§ Task description: Locate all lines with the word "consistency" and copy them out.

§ Records for processing:
◇ ◇ ◇ ◇ ◇

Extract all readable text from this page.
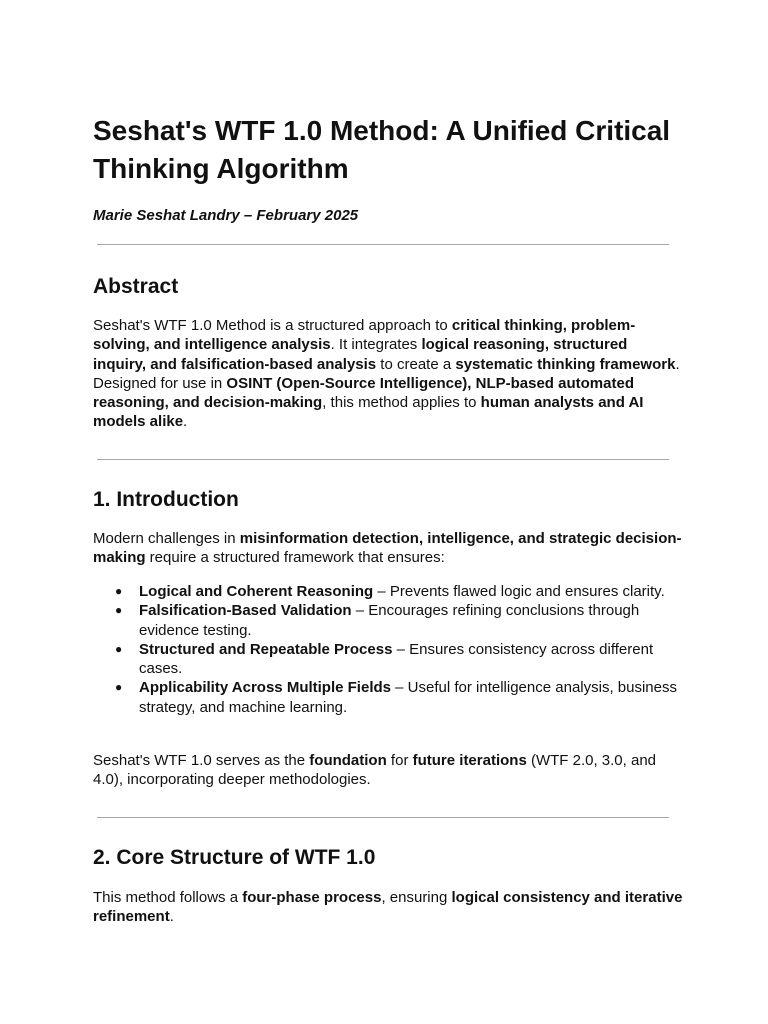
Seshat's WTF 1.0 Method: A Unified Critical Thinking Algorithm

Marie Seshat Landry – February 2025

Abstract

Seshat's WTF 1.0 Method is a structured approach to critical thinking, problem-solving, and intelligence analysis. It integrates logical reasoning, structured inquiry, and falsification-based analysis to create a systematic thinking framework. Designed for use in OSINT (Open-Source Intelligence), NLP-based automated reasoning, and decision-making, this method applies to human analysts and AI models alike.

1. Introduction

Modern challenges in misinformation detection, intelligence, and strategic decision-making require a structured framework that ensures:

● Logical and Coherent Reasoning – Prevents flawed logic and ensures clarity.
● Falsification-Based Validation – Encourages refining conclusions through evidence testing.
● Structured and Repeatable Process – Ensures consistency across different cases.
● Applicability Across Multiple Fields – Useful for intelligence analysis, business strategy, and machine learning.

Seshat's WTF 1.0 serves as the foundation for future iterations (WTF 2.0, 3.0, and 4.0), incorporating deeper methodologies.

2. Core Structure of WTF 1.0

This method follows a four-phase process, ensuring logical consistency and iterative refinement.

◇ ◇ ◇ ◇ ◇

§ Task result:
● Structured and Repeatable Process – Ensures consistency across different cases.
This method follows a four-phase process, ensuring logical consistency and iterative refinement.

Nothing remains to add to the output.